[Data entries]
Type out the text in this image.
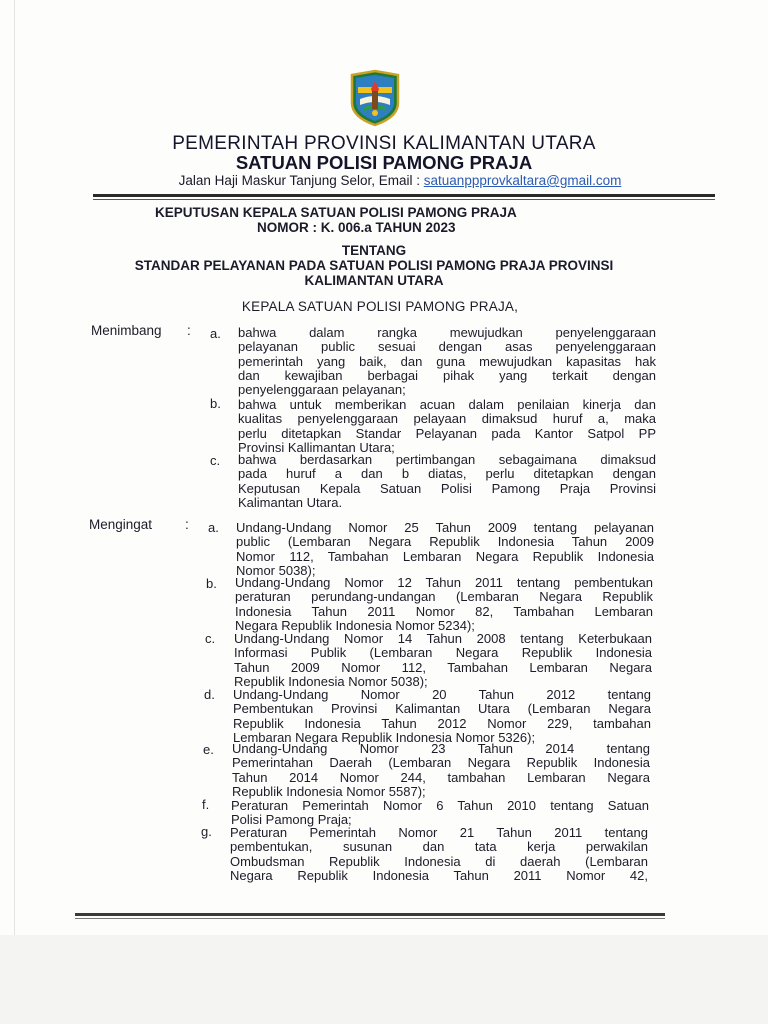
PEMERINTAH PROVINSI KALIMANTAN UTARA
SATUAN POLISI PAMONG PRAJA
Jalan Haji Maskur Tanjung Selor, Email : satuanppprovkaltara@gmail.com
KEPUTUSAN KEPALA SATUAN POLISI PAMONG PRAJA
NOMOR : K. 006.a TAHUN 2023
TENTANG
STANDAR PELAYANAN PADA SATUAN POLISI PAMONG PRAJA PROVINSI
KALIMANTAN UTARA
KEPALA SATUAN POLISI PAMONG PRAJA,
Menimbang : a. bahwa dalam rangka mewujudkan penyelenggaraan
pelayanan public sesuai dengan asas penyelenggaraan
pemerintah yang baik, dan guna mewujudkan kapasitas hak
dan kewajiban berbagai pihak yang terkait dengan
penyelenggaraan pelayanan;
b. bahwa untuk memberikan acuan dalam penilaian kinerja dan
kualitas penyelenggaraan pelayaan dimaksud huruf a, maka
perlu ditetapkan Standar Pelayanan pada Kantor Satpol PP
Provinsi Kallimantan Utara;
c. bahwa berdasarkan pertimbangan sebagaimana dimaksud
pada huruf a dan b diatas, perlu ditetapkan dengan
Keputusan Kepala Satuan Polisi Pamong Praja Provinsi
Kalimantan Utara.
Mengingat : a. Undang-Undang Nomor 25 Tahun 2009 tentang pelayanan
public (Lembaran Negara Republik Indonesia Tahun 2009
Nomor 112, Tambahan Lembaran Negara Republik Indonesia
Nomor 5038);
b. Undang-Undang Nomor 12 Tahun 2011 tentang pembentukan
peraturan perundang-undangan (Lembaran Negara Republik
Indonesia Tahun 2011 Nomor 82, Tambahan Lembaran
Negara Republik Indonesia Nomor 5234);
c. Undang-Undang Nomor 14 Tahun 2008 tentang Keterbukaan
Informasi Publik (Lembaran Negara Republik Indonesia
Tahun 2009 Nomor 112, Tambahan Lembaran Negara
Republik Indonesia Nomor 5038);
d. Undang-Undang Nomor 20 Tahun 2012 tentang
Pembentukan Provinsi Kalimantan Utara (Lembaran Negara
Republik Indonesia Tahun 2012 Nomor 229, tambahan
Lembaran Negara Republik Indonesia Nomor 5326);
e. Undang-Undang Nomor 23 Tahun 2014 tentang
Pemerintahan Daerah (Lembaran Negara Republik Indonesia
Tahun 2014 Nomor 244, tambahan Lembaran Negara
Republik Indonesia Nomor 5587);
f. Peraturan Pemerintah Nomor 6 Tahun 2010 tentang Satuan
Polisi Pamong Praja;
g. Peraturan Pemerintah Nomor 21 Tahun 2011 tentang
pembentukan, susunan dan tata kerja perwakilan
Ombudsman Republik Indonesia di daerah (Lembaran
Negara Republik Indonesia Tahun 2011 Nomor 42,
...
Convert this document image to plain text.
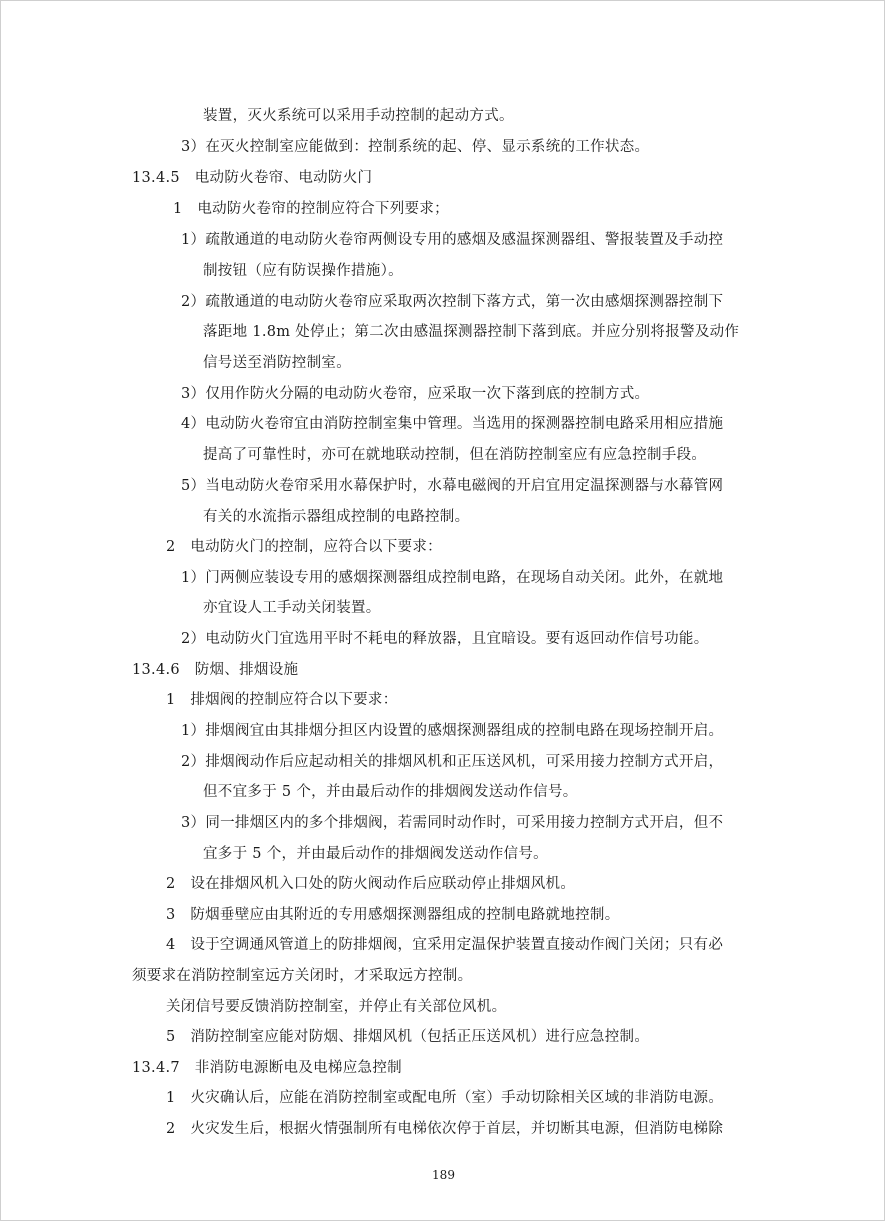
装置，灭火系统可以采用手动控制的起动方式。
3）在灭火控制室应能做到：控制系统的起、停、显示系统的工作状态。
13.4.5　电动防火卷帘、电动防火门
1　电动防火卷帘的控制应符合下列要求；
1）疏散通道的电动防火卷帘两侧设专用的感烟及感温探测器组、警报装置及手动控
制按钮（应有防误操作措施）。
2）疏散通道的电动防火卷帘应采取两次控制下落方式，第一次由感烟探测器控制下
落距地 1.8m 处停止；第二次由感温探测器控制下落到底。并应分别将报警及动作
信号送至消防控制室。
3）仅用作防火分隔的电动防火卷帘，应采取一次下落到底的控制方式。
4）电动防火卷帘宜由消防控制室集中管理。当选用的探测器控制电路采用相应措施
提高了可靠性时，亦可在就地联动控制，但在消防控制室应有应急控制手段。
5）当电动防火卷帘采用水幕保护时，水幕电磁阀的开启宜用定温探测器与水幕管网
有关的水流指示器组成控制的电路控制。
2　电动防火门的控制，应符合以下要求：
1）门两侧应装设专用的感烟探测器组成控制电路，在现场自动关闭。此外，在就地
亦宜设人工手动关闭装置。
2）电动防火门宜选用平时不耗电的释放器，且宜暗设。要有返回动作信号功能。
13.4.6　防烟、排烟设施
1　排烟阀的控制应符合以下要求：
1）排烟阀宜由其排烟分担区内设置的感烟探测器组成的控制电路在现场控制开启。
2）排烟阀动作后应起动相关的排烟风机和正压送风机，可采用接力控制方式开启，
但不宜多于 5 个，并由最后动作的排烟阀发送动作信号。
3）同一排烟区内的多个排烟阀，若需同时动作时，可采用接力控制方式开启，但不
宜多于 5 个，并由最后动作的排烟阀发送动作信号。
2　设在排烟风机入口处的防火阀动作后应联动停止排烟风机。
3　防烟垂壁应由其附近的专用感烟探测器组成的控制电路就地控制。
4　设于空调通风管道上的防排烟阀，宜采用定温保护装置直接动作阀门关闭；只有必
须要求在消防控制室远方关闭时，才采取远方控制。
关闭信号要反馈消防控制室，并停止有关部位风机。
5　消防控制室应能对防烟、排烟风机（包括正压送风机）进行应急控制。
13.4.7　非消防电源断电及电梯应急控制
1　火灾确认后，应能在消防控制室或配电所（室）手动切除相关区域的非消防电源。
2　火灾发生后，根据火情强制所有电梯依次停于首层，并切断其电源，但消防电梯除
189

◆ What the task requires
Using the entries above, return each line that includes the word "dalam".

◆ Solved problem
Menimbang : a. bahwa dalam rangka mewujudkan penyelenggaraan
b. bahwa untuk memberikan acuan dalam penilaian kinerja dan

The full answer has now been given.